● **Domande di studio**:
1/ Nel testo sul Decreto Dignità, su quale testata è uscito l'articolo di Stefano Fassina?
2/ Prosegui il testo sul Decreto Dignità, riprendendo subito dopo la sua ultima frase.

━━━ Testo estratto ━━━

Pur di criticare Luigi Di Maio e il Movimento 5 Stelle certa sinistra è pronta a gettarsi finanche tra le braccia del presidente INPS Tito Boeri. Un abbraccio mortale visto che quest’ultimo è un neoliberista fino al midollo. E da questa ideologia una sinistra degna di tal nome dovrebbe solo starne alla larga. Pena la scomparsa. Proprio quel che è accaduto in Italia. Ma evidentemente, come affermava Antonio Gramsci, la storia insegna ma non ha scolari.
Chi invece è intervenuto sul tema (Decreto Dignità) con cognizione di causa è Stefano Fassina con un ottimo articolo pubblicato su Huffington Post. Scrive Fassina, ridicolizzando certa sinistra sulla questione delle stime sull’occupazione: «Non hanno nulla di oggettivo, nonostante la conciliante accusa di "negazionismo economico" da parte del Presidente dell'Inps a chi osa criticare. Sono frutto di un paradigma economico, l'impianto neo-liberista, assolutizzato da decenni e sbandierato come "tecnico". In realtà, uno dei paradigmi possibili. Uno, soltanto uno. La teoria economica, come riconosciuto dagli economisti "classici", è politica: dipende dalle visioni del mondo, dall'ideologia, presente anche quando negata in nome di neutre valutazioni empiriche».

━━━ Raccolta dei dati ━━━

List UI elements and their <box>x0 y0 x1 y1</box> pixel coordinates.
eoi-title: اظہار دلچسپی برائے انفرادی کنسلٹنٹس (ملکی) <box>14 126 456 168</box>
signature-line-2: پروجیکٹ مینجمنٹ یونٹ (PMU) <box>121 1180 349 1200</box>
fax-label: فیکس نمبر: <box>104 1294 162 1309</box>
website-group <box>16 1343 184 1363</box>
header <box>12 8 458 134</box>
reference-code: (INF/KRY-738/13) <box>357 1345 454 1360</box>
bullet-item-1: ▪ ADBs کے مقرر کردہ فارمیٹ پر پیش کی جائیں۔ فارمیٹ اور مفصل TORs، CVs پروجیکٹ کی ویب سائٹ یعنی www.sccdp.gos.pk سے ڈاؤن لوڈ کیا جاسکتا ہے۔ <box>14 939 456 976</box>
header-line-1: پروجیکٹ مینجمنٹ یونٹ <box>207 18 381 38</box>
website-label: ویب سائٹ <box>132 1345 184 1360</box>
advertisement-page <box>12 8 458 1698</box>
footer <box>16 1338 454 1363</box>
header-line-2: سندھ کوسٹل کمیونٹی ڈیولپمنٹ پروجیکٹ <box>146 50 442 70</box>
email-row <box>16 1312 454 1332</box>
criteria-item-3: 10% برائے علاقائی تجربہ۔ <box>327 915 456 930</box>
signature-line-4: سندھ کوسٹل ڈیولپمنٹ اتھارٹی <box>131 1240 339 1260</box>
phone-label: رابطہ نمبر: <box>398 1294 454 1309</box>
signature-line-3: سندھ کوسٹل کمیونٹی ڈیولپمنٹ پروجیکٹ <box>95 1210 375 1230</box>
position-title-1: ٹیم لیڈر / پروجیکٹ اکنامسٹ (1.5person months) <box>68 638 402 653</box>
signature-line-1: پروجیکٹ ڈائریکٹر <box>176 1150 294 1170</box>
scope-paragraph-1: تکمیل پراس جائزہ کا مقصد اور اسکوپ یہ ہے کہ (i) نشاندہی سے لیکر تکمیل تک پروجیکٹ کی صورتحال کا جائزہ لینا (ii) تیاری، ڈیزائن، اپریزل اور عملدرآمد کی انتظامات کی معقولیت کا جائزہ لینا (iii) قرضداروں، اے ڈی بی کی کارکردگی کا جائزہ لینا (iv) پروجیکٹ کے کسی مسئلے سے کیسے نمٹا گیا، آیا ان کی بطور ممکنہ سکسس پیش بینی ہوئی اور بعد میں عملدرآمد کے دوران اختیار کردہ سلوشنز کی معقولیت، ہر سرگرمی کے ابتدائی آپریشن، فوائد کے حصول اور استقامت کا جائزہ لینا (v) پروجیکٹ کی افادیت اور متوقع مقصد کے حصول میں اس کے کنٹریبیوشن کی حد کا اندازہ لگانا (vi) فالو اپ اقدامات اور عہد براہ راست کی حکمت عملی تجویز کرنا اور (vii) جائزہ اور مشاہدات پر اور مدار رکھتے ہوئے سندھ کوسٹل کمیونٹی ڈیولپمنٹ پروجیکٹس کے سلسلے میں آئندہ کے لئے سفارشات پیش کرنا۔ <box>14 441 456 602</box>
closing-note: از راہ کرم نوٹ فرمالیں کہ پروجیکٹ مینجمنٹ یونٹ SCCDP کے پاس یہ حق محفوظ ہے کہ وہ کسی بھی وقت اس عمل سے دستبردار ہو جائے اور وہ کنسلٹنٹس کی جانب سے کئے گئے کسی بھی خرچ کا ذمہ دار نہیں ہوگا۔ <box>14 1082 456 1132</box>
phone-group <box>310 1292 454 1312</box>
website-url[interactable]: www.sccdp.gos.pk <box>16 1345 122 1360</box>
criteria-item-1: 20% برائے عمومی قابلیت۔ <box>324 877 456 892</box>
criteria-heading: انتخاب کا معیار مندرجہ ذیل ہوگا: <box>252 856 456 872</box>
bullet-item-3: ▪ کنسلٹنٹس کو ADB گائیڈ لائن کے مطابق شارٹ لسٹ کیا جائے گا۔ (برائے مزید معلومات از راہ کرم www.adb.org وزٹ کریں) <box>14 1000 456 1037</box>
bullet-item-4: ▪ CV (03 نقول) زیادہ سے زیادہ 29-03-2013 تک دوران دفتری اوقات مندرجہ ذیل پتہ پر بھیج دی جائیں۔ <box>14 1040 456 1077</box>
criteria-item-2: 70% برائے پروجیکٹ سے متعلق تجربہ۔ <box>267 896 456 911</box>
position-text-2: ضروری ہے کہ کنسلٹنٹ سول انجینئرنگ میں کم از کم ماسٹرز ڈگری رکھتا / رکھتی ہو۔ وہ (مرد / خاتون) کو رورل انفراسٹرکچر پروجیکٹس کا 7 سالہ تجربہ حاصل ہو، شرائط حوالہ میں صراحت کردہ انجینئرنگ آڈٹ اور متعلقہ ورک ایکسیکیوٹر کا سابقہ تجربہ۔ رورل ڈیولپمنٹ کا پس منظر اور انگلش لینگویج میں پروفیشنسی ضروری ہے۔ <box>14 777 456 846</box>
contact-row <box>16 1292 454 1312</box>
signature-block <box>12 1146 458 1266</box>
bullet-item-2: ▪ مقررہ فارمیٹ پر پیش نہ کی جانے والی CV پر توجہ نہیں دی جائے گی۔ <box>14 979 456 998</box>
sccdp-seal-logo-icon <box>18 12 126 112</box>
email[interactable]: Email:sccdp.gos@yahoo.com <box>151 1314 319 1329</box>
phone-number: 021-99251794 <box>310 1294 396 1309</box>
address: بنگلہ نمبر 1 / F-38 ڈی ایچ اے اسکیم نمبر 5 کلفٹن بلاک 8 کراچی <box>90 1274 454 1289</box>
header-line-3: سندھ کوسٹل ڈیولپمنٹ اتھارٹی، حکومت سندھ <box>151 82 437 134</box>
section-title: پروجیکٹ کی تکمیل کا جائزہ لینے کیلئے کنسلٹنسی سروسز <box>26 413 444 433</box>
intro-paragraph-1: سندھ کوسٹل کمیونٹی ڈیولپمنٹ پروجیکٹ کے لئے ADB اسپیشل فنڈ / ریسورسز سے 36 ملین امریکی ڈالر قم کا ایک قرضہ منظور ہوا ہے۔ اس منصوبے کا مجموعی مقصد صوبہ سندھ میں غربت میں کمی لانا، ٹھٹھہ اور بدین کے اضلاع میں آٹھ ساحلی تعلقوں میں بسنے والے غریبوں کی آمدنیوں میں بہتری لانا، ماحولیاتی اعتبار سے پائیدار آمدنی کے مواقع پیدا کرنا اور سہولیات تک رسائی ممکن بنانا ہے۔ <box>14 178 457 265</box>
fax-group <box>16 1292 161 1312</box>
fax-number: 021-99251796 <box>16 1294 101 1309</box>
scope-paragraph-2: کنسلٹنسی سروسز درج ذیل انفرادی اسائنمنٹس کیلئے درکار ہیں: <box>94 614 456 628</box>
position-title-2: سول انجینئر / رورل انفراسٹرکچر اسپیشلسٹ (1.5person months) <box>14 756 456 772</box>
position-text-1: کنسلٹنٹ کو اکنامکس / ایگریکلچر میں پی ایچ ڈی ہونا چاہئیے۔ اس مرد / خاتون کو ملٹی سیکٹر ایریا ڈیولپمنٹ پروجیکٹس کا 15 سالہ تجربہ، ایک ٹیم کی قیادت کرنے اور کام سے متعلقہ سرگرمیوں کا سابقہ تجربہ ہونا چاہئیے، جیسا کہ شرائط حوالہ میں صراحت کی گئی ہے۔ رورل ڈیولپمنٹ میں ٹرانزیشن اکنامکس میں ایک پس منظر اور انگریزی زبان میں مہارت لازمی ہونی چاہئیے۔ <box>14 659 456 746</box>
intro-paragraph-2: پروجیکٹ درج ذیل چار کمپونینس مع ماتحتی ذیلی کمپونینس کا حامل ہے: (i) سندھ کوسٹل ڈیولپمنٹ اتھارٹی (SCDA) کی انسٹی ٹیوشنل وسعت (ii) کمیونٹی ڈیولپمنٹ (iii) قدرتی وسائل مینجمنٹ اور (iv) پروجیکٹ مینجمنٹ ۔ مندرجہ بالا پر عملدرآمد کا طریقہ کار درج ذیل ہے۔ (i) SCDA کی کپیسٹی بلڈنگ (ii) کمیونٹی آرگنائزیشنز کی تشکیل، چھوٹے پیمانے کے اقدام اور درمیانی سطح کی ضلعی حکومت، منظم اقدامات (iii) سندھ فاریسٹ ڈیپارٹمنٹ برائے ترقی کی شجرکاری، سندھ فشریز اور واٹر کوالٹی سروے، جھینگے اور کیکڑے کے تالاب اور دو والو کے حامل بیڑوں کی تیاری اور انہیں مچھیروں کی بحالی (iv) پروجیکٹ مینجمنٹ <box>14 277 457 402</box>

━━━

● **Risposte date**:
1/ Su Huffington Post.

2/
Più avanti spiega ancora il deputato: «La risposta è semplice: l'Inps, legittimamente, continua a applicare il paradigma neo-liberista che, come associa un'espansione dell'occupazione e del Pil a misure di "flessibilizzazione" delle regole del mercato del lavoro, "prevede" minore occupazione e minore espansione dell'economia reale a fronte di modesti interventi di riduzione della precarietà.
Su Decreto Dignità, previsioni @INPS_it di riduzione occupati sono legittime, ma frutto del paradigma neo-liberista, proposto come verità. Con impianto keynesiano risultati opposti. Caro @Tboeri l’economia è politica @HuffPostItalia https://t.co/sR76SHgbOG
— Stefano Fassina (@StefanoFassina) 16 luglio 2018
La scelta dell'Inps è legittima, ma è "politica", non è l'unica possibile. È vero, il paradigma neo-liberista è dominante da almeno tre decenni. È vero, è l'unico insegnato nella stragrande maggioranza delle università ovunque nel mondo. È vero, rimane dominante, nonostante abbia sorretto l'ordine istituzionale e di policy alla base della regressione sociale e democratica sotto i nostri occhi ovunque».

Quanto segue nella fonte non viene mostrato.